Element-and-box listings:
::::::::

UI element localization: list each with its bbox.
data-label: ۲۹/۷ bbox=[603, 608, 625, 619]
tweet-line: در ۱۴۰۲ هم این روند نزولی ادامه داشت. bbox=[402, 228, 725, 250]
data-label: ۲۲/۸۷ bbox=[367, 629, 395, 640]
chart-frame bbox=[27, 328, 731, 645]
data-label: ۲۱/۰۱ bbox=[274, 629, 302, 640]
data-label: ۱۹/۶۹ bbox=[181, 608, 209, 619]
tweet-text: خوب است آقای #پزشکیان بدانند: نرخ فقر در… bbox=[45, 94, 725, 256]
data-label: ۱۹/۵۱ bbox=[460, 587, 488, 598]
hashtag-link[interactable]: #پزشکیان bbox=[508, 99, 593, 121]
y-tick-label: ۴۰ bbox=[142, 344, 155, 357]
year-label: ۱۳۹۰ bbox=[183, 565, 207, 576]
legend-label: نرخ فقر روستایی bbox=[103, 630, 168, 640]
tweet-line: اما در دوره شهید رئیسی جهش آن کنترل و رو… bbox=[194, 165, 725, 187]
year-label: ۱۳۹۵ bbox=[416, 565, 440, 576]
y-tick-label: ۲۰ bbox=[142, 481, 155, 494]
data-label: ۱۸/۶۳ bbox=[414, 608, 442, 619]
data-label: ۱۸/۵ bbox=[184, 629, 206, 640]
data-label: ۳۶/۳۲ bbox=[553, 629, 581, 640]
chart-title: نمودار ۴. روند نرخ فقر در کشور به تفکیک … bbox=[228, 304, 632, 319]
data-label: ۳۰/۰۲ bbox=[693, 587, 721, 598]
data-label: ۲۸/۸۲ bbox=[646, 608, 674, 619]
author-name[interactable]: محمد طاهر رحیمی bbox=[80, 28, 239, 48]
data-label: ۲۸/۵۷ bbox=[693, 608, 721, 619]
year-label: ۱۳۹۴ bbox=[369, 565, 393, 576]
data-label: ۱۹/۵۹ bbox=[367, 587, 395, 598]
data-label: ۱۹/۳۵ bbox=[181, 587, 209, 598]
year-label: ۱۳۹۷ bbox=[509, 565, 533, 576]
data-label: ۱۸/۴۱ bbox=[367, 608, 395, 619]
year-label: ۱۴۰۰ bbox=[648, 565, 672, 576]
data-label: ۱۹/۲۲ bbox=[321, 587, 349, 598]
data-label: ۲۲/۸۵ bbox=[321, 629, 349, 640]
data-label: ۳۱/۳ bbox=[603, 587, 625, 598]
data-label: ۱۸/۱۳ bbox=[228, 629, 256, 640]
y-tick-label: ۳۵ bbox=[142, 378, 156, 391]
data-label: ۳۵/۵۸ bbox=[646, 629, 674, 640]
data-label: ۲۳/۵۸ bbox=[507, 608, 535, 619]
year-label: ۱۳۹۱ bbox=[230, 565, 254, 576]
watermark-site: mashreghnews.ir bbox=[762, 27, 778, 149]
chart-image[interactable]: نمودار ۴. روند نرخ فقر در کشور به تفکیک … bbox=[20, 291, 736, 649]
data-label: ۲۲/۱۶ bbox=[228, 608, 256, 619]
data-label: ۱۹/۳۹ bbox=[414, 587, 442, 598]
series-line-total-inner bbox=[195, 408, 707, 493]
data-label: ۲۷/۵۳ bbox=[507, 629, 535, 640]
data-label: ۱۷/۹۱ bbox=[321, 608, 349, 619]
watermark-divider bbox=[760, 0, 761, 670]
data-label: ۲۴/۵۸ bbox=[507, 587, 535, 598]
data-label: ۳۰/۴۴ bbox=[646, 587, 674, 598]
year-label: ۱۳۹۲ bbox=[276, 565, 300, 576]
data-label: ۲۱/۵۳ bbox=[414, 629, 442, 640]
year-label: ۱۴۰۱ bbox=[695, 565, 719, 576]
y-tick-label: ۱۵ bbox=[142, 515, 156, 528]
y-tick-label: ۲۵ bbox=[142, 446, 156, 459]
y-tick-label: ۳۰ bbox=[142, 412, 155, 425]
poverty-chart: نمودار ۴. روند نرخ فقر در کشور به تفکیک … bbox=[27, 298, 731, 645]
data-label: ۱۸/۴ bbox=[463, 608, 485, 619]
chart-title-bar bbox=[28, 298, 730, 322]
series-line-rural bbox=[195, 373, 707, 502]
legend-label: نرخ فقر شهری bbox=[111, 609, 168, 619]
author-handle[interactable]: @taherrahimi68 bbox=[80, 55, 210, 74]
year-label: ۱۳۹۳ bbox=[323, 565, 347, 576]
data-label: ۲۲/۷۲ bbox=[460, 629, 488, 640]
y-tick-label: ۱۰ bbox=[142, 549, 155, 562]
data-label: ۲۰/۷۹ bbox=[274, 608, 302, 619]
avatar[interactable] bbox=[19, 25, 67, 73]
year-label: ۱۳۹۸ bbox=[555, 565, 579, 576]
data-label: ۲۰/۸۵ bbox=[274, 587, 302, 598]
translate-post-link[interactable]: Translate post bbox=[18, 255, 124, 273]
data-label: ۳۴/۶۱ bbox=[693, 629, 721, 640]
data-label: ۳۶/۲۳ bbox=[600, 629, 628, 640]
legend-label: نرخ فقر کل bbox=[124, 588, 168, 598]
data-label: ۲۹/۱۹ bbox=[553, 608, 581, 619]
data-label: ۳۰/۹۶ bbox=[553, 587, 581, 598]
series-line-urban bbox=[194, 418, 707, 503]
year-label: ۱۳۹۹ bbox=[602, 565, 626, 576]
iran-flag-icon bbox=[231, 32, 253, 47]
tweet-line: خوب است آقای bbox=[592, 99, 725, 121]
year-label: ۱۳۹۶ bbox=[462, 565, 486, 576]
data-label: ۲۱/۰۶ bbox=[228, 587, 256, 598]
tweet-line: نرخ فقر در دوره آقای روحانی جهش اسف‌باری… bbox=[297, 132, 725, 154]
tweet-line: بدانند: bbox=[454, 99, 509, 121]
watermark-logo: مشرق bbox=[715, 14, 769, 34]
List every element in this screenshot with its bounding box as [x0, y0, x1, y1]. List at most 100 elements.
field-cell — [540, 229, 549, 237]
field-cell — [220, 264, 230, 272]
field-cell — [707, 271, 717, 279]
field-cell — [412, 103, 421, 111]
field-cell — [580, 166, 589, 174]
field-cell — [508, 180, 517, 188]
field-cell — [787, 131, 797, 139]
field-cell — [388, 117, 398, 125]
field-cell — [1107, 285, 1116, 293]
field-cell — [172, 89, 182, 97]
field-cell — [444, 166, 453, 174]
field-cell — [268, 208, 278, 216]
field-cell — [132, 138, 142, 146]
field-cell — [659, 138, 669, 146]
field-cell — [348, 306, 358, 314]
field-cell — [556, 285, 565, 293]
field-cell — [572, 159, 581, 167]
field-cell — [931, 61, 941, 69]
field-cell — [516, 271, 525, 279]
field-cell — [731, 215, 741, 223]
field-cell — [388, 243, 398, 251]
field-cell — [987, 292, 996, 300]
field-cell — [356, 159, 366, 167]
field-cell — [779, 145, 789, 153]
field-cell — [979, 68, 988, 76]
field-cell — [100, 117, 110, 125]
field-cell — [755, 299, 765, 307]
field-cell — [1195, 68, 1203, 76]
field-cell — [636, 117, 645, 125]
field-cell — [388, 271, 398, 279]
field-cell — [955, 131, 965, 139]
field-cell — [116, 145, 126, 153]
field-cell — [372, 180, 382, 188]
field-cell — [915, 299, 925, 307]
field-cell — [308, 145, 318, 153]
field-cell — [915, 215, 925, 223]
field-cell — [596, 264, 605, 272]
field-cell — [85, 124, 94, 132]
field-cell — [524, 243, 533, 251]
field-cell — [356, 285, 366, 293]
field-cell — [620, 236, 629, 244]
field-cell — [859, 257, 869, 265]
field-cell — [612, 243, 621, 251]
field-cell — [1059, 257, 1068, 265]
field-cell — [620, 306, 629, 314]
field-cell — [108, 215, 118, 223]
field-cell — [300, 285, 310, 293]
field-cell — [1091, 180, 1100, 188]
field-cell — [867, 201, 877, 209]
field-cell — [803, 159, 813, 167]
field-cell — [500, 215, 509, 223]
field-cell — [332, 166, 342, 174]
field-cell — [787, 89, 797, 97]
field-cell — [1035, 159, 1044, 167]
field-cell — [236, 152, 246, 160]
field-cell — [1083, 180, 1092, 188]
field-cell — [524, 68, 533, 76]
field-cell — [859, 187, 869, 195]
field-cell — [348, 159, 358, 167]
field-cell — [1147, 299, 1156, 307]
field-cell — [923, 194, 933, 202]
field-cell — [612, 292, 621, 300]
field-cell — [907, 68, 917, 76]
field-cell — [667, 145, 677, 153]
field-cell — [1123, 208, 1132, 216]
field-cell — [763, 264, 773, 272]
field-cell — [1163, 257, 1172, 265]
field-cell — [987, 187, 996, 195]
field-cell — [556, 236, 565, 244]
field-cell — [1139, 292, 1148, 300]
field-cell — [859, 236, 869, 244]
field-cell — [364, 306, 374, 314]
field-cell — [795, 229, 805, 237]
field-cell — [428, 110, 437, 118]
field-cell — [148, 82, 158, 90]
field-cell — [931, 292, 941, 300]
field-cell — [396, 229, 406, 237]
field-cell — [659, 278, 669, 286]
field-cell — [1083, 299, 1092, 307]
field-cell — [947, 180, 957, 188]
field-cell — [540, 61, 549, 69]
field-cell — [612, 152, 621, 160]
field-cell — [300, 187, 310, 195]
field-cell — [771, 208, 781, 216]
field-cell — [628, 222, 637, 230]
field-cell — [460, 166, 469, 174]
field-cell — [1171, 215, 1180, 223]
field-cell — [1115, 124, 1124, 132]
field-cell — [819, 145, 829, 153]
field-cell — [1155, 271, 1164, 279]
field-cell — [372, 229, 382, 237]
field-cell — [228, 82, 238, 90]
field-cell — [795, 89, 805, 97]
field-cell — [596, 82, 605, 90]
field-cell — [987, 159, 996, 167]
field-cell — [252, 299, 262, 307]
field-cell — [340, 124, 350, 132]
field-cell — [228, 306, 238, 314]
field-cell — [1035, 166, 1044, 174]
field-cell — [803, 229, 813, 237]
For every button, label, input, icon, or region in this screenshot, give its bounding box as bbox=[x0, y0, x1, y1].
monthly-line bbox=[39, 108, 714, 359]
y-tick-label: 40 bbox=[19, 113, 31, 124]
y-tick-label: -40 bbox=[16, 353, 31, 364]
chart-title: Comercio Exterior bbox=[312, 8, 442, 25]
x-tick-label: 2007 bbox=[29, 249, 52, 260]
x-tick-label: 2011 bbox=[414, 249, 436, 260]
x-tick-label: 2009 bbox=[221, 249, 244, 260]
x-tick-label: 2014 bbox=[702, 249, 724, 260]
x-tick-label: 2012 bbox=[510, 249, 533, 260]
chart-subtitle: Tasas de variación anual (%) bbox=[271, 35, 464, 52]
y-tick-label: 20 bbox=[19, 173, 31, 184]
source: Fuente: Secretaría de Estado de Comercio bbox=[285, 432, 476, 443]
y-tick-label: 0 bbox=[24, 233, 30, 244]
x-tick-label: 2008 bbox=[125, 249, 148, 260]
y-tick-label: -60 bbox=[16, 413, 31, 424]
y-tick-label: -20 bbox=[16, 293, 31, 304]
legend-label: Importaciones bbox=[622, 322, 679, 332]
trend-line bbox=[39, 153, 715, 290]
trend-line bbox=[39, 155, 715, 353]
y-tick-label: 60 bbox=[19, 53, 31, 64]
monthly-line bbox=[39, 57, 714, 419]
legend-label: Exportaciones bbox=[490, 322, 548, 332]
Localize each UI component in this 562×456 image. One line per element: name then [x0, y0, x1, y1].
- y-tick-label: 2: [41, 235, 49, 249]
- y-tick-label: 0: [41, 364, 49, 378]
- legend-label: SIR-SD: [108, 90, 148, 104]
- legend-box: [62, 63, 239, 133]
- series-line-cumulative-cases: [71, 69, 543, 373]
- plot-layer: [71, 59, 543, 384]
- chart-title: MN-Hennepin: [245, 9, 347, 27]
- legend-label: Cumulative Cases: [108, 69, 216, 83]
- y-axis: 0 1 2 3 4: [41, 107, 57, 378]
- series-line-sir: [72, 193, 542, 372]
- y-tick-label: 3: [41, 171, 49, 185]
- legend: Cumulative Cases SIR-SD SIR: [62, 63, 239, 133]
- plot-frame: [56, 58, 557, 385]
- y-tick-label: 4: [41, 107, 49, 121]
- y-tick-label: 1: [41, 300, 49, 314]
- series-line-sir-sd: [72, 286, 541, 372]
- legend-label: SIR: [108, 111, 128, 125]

::::::::

■ **TASK BRIEF**:
Copy out, without alteration, every line from the beginning of the records up to and including the line that contains "chart-frame bbox=[27, 328, 731, 645]".

■ **RESULT**:
UI element localization: list each with its bbox.
data-label: ۲۹/۷ bbox=[603, 608, 625, 619]
tweet-line: در ۱۴۰۲ هم این روند نزولی ادامه داشت. bbox=[402, 228, 725, 250]
data-label: ۲۲/۸۷ bbox=[367, 629, 395, 640]
chart-frame bbox=[27, 328, 731, 645]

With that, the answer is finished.